Data records

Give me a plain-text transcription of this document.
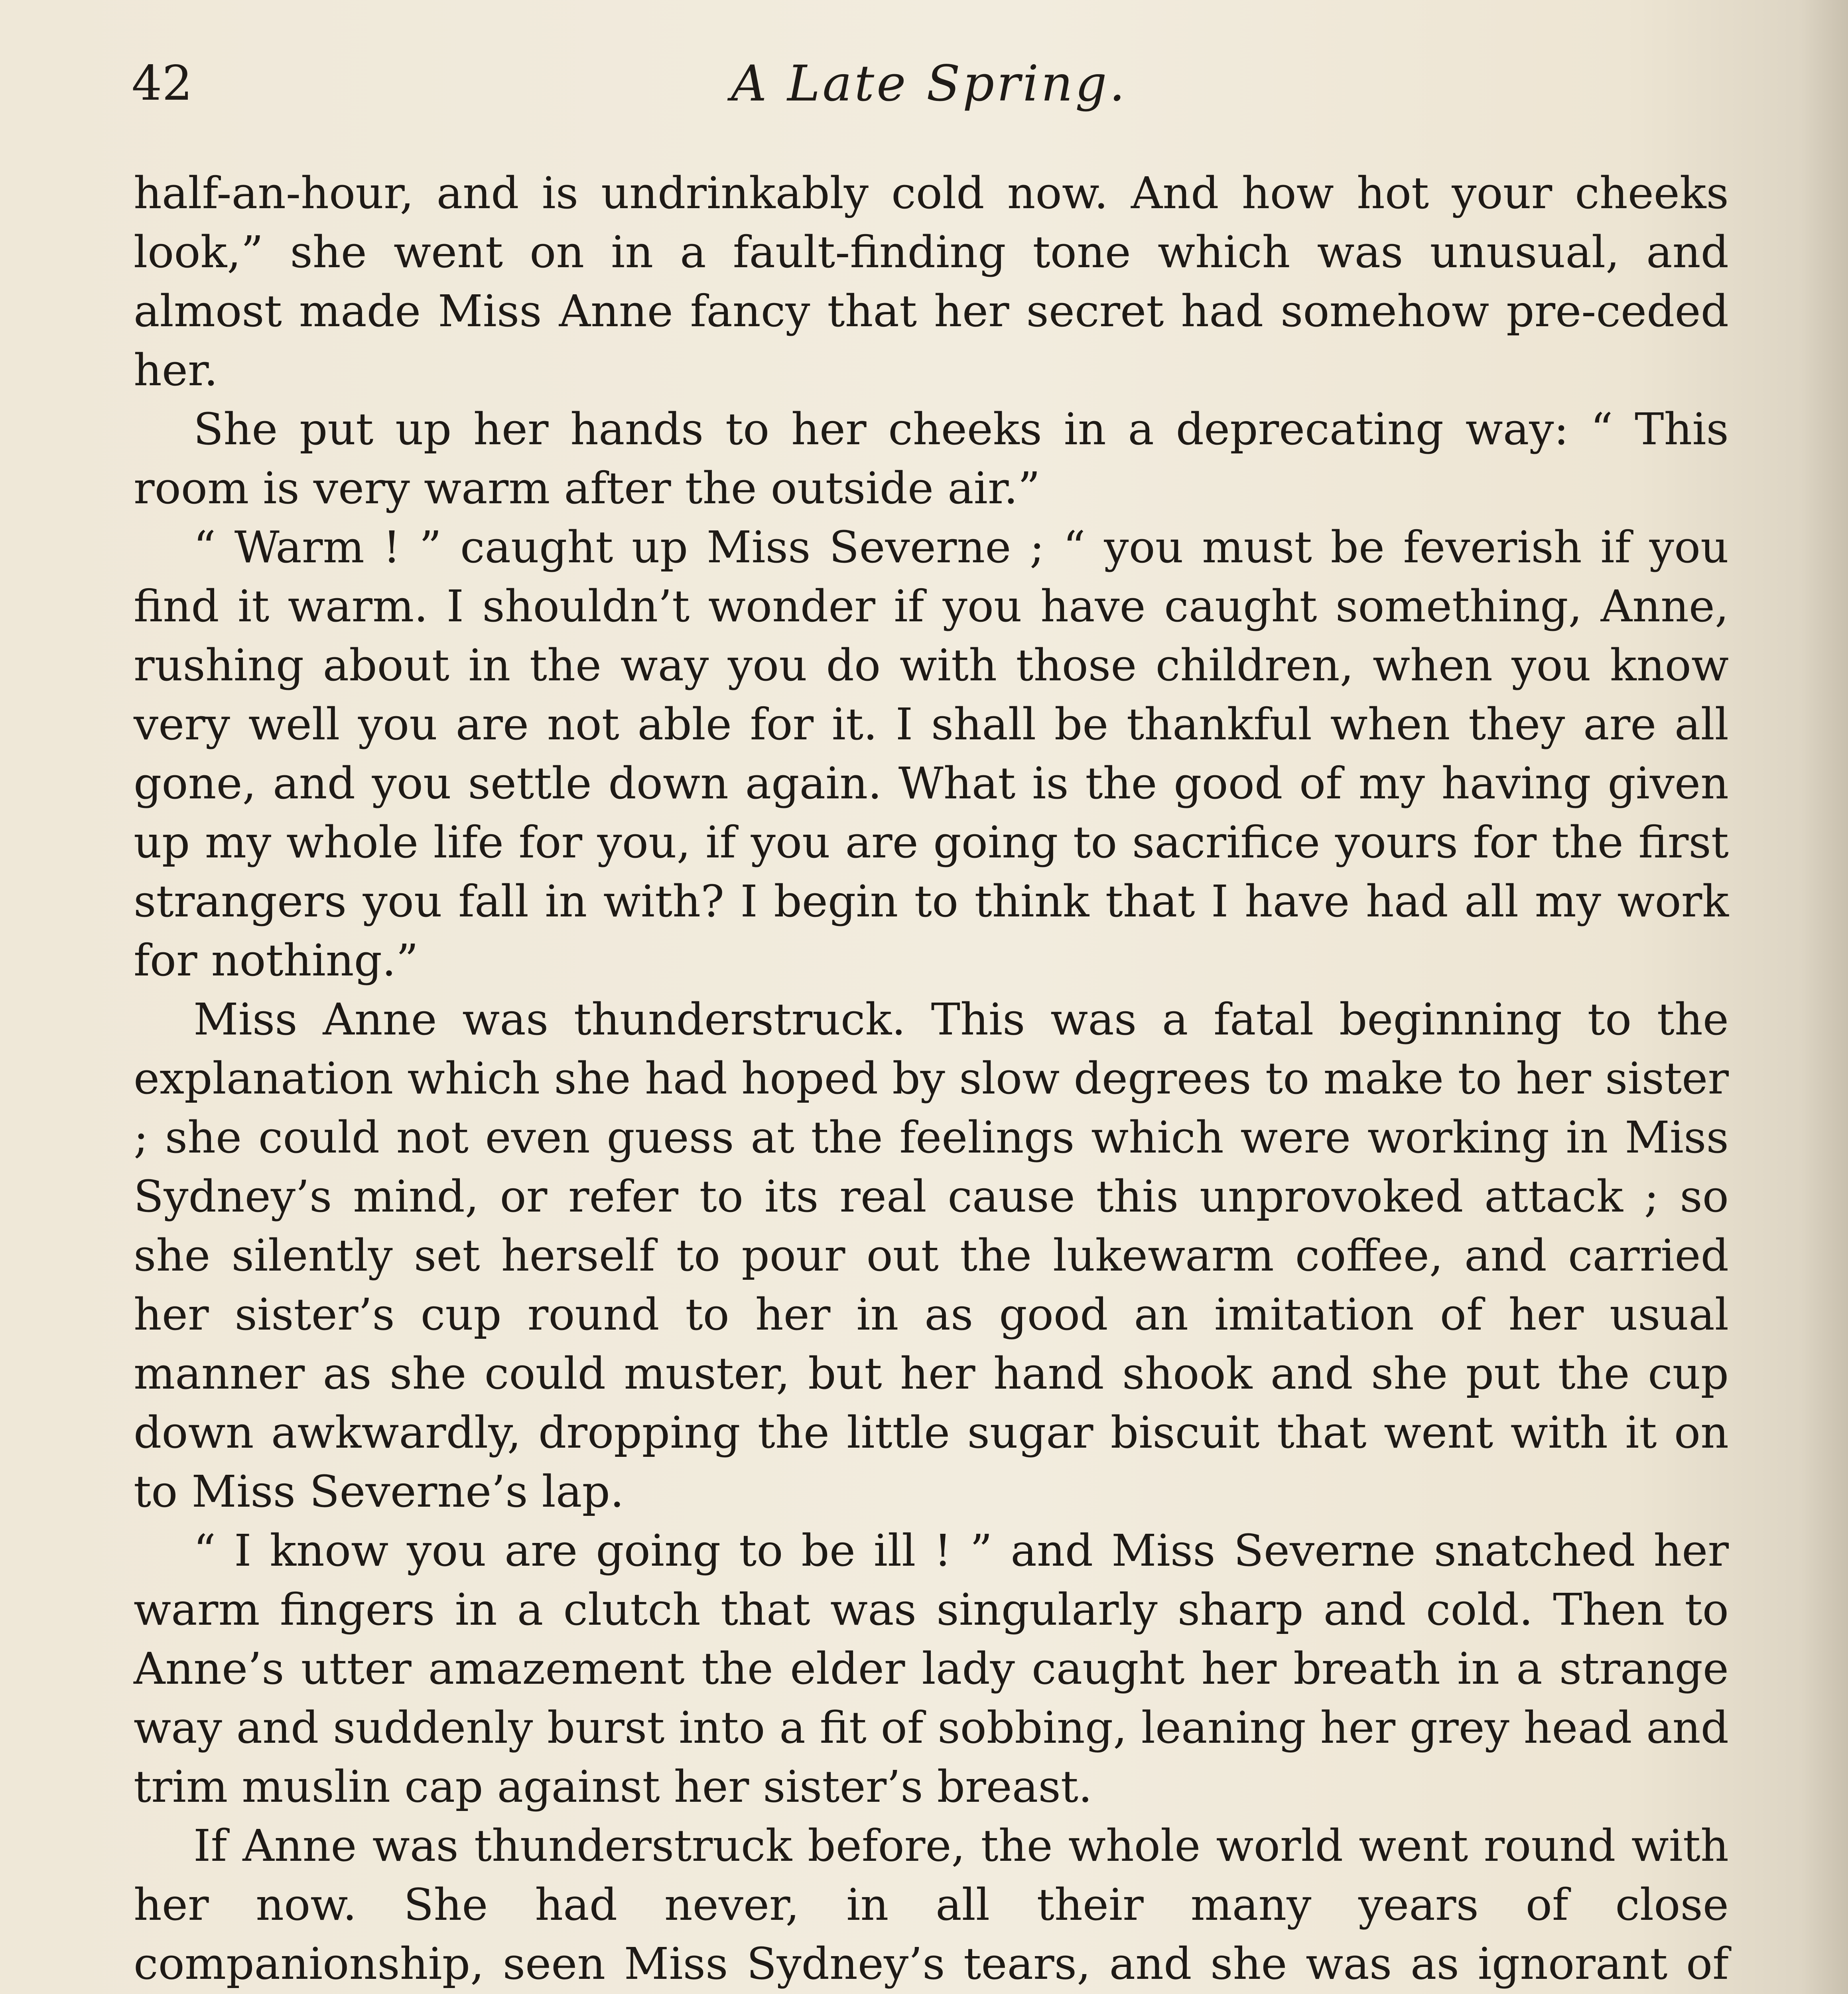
42	A Late Spring.

half-an-hour, and is undrinkably cold now. And how hot your cheeks look,” she went on in a fault-finding tone which was unusual, and almost made Miss Anne fancy that her secret had somehow pre-ceded her.

She put up her hands to her cheeks in a deprecating way: “ This room is very warm after the outside air.”

“ Warm ! ” caught up Miss Severne ; “ you must be feverish if you find it warm. I shouldn’t wonder if you have caught something, Anne, rushing about in the way you do with those children, when you know very well you are not able for it. I shall be thankful when they are all gone, and you settle down again. What is the good of my having given up my whole life for you, if you are going to sacrifice yours for the first strangers you fall in with? I begin to think that I have had all my work for nothing.”

Miss Anne was thunderstruck. This was a fatal beginning to the explanation which she had hoped by slow degrees to make to her sister ; she could not even guess at the feelings which were working in Miss Sydney’s mind, or refer to its real cause this unprovoked attack ; so she silently set herself to pour out the lukewarm coffee, and carried her sister’s cup round to her in as good an imitation of her usual manner as she could muster, but her hand shook and she put the cup down awkwardly, dropping the little sugar biscuit that went with it on to Miss Severne’s lap.

“ I know you are going to be ill ! ” and Miss Severne snatched her warm fingers in a clutch that was singularly sharp and cold. Then to Anne’s utter amazement the elder lady caught her breath in a strange way and suddenly burst into a fit of sobbing, leaning her grey head and trim muslin cap against her sister’s breast.

If Anne was thunderstruck before, the whole world went round with her now. She had never, in all their many years of close companionship, seen Miss Sydney’s tears, and she was as ignorant of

GOAL OF THE EXERCISE
From the entries above, copy out every line where the string "sister" appears.

CORRECT RESULT
Miss Anne was thunderstruck. This was a fatal beginning to the explanation which she had hoped by slow degrees to make to her sister ; she could not even guess at the feelings which were working in Miss Sydney’s mind, or refer to its real cause this unprovoked attack ; so she silently set herself to pour out the lukewarm coffee, and carried her sister’s cup round to her in as good an imitation of her usual manner as she could muster, but her hand shook and she put the cup down awkwardly, dropping the little sugar biscuit that went with it on to Miss Severne’s lap.
“ I know you are going to be ill ! ” and Miss Severne snatched her warm fingers in a clutch that was singularly sharp and cold. Then to Anne’s utter amazement the elder lady caught her breath in a strange way and suddenly burst into a fit of sobbing, leaning her grey head and trim muslin cap against her sister’s breast.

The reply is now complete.